(Stored items)
(begin)

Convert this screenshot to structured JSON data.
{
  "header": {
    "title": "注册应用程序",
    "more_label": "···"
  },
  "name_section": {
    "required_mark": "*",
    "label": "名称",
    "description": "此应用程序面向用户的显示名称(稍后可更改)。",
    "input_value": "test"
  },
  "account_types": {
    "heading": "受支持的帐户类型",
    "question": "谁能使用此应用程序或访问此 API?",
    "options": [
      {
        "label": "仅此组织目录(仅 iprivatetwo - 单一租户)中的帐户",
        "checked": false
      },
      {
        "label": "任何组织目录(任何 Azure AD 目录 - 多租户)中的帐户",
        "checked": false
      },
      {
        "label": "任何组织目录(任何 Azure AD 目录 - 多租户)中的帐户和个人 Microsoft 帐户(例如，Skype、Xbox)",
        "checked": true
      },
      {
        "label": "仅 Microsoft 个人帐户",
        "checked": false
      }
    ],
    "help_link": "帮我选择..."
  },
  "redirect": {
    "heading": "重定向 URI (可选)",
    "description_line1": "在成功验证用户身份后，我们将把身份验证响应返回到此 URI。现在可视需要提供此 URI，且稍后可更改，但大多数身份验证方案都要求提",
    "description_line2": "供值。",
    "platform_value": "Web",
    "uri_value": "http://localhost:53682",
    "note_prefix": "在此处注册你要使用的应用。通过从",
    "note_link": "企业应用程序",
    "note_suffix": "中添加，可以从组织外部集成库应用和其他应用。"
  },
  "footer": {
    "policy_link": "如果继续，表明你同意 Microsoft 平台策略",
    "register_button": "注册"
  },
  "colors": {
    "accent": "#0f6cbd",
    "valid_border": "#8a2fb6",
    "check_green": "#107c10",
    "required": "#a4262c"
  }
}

(end)

**OBJECTIVE:**
Count every line in the listing above that holds "Azure", then report only the count.

**RESULT OF THIS TASK:**
2